▸ **EXERCISE INSTRUCTIONS**
[1] Answer these questions using the Martin Turner biography:
(a) Where was Turner born?
(b) What role did he play in Rabbit at Trafalgar Studios?
(c) Which part did he take in Cheek by Jowl's world tour of A Midsummer Night's Dream?
[2] From the Martin Turner biography, return the passage starting at "Martin Turner (born" and ending at "and Christopher Fettes.", copied word for word.

* Begin TEXT SHOWN *

Martin Turner (born September 1950) is an English stage and television actor.

Early life
Turner was born in Hong Kong. In the 1970s he was a member of the Inter-Action Community Arts Trust founded by E. D. Berman, before deciding to train as an actor at the Drama Centre, London, under Yat Malmgren and Christopher Fettes.

Career

Theatre
His stage career has been distinguished by playing lead roles for Cheek by Jowl (including Oberon/Theseus in their world tour of A Midsummer Night's Dream), the Royal Shakespeare Company, Liverpool Everyman Theatre, Royal Exchange, Manchester, Open Air Theatre, Regent's Park, Shakespeare's Globe, Birmingham Repertory Theatre, Sheffield Crucible, Chichester Festival Theatre and other companies.

On the West End stage he has played Evelyn Oakleigh opposite Elaine Paige in Anything Goes, and Pierre Guerre in Martin Guerre (both at the Prince Edward Theatre); Ronald Reagan in Gaddafi at the English National Opera; Father in Rabbit at Trafalgar Studios; Banquo, at the Gielgud Theatre, in the highly acclaimed Macbeth directed by Rupert Goold and starring Patrick Stewart, which transferred to New York's BAM Harvey Theatre and Broadway; and as Juror 11 in Twelve Angry Men at the Garrick Theatre.

* End TEXT SHOWN *
* Begin STORED RECORDS *

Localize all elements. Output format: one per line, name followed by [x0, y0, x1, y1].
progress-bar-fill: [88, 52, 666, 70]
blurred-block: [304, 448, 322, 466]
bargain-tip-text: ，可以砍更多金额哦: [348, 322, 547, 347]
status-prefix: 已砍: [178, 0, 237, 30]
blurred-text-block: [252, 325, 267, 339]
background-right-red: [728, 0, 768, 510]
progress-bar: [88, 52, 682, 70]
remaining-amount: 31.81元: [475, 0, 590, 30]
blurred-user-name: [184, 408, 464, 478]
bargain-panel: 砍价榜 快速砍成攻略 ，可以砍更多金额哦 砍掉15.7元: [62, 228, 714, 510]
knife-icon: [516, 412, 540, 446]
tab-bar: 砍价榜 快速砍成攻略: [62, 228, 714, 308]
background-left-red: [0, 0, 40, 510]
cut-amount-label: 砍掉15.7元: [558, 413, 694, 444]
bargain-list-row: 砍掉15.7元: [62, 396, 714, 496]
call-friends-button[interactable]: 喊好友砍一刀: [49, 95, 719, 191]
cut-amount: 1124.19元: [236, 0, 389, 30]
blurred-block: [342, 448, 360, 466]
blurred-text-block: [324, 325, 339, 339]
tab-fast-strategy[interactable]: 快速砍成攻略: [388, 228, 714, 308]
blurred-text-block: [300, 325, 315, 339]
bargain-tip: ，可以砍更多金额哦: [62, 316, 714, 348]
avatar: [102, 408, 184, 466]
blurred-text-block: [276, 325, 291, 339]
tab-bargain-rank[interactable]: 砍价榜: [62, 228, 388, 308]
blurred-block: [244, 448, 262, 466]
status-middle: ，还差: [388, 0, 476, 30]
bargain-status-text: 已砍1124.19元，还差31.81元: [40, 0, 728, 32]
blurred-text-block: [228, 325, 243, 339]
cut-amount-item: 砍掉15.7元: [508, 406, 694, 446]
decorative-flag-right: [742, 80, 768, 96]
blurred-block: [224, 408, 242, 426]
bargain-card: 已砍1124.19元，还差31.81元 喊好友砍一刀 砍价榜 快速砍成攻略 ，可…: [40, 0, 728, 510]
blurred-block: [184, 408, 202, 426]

* End STORED RECORDS *
* Begin STORED RECORDS *

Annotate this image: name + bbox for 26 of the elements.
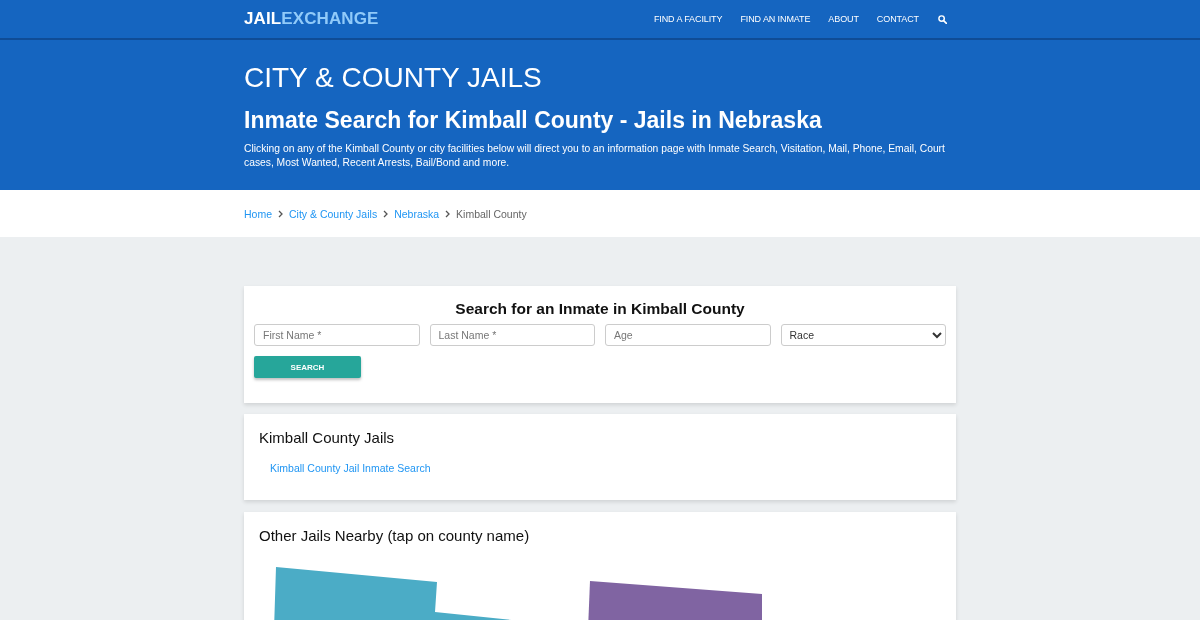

* End STORED RECORDS *
* Begin STORED RECORDS *

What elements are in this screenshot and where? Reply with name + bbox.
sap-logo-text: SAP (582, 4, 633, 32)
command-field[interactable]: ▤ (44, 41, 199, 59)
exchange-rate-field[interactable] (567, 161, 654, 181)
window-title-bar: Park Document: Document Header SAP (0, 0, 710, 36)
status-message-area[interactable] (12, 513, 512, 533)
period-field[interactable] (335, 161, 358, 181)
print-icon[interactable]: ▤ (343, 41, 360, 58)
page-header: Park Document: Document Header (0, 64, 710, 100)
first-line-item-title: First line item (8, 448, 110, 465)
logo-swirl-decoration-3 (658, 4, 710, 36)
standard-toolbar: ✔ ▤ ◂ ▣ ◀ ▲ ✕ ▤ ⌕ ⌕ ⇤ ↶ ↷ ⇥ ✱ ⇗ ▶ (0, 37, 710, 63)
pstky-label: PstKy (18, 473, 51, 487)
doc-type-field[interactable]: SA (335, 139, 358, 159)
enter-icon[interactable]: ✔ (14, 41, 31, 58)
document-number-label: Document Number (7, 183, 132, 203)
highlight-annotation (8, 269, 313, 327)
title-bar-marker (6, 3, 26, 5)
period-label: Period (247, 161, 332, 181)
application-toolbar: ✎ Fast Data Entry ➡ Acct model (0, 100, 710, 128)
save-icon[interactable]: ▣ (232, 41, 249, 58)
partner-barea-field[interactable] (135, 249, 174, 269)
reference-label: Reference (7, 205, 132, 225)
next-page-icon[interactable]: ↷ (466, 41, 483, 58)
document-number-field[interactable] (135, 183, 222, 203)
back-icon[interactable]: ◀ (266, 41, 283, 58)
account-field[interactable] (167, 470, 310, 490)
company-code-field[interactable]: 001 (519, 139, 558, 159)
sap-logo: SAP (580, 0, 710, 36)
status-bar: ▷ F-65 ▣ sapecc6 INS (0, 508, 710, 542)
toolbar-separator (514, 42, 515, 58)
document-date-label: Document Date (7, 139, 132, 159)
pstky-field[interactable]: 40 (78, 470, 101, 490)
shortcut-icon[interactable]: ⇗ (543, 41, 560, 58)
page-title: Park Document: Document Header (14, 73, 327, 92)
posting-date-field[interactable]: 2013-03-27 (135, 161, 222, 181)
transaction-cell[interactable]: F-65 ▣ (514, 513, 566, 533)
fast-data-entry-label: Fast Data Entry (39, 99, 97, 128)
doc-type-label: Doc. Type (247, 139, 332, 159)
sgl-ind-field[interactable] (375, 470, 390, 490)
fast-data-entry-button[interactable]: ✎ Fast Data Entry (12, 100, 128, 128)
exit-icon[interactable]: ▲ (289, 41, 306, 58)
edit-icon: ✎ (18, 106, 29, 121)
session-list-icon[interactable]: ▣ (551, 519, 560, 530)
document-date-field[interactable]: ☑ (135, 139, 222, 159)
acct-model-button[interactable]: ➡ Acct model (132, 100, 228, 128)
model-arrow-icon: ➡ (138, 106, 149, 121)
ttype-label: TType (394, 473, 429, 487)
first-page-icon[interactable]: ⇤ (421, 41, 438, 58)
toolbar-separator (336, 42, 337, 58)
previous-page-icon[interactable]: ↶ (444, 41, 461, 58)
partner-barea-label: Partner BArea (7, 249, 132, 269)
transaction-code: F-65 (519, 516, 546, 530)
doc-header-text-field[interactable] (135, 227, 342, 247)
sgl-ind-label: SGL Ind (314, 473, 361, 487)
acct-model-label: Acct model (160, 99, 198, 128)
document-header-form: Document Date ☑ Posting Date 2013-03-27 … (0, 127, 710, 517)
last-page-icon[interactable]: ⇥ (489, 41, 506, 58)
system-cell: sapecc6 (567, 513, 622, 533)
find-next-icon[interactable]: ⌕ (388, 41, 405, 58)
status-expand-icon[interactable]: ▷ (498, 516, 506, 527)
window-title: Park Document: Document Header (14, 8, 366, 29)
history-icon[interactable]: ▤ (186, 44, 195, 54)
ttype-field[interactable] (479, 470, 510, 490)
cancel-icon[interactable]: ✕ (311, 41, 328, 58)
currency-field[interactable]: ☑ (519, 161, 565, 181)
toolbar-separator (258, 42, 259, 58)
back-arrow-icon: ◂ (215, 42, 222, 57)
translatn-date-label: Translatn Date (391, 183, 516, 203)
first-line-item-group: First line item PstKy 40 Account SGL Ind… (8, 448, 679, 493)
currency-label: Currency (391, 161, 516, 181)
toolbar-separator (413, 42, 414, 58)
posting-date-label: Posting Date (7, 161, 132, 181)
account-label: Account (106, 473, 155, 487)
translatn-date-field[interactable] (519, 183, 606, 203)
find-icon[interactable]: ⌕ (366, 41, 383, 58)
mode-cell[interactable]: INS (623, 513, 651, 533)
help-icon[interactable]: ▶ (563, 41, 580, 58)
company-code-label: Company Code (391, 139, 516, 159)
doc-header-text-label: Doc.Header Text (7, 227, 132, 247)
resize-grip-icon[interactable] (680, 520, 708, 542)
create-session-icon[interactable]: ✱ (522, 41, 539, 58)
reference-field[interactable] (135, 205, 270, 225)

* End STORED RECORDS *

▸ **ANSWERS IN ORDER**
[1]
(a) Hong Kong
(b) Father
(c) Oberon/Theseus

[2]
Martin Turner (born September 1950) is an English stage and television actor.

Early life
Turner was born in Hong Kong. In the 1970s he was a member of the Inter-Action Community Arts Trust founded by E. D. Berman, before deciding to train as an actor at the Drama Centre, London, under Yat Malmgren and Christopher Fettes.